Pull every line containing "Genios" out of the material below.

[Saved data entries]
***

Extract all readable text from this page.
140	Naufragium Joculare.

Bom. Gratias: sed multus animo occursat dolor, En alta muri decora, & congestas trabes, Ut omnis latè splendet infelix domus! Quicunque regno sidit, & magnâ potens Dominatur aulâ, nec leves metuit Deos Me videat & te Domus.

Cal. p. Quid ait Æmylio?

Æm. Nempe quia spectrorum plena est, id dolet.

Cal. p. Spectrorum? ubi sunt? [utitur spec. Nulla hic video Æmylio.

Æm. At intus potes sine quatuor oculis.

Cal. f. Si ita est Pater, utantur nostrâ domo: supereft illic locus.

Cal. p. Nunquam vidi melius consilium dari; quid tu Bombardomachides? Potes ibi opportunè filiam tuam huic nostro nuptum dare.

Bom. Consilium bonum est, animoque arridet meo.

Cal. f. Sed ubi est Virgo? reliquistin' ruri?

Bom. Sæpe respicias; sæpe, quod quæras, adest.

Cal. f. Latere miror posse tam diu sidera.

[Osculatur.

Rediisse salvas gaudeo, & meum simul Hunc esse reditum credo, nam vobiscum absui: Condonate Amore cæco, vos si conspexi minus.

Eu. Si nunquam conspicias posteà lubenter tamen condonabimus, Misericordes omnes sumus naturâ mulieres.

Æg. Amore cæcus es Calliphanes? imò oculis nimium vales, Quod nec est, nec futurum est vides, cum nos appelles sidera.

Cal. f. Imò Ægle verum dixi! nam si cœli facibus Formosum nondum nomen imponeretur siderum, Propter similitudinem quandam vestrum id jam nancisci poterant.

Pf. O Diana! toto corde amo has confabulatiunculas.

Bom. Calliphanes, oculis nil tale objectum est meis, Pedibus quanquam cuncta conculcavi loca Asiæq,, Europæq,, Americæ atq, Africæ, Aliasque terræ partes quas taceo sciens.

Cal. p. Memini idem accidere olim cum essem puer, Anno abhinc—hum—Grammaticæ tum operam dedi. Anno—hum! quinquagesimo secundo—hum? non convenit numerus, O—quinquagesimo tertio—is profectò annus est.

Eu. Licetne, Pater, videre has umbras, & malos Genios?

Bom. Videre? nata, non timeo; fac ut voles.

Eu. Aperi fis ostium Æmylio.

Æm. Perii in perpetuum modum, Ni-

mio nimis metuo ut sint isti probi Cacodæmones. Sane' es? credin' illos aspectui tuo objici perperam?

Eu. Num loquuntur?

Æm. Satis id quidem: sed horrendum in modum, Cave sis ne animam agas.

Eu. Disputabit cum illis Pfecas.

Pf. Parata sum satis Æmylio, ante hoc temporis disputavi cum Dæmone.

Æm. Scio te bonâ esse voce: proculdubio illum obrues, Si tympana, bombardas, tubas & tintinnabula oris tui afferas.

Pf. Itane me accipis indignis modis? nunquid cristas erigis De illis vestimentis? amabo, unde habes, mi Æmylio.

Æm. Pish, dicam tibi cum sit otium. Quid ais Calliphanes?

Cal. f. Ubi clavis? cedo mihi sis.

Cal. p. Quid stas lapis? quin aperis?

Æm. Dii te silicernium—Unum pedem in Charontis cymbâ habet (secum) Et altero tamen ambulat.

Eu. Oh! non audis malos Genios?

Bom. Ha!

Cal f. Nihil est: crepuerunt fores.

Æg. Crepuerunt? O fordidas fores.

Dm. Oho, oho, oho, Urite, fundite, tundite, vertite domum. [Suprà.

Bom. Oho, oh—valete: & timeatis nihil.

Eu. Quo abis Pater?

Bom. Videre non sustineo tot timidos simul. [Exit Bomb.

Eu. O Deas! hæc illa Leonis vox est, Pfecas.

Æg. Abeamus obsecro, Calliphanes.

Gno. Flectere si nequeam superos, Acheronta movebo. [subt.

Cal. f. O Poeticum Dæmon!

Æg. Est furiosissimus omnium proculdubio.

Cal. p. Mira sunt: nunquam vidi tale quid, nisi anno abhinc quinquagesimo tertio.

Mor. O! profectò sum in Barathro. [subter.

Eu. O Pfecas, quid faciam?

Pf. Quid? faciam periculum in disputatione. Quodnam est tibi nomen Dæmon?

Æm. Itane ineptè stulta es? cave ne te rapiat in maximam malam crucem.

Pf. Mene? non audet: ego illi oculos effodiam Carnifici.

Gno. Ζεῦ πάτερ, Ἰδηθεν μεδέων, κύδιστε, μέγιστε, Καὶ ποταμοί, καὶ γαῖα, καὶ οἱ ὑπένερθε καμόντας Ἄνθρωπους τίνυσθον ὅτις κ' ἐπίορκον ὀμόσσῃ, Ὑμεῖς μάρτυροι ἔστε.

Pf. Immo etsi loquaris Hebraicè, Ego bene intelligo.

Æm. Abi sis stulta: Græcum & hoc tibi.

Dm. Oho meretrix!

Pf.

***

### WRITTEN SOLUTION
Eu. Licetne, Pater, videre has umbras, & malos Genios?
Eu. Oh! non audis malos Genios?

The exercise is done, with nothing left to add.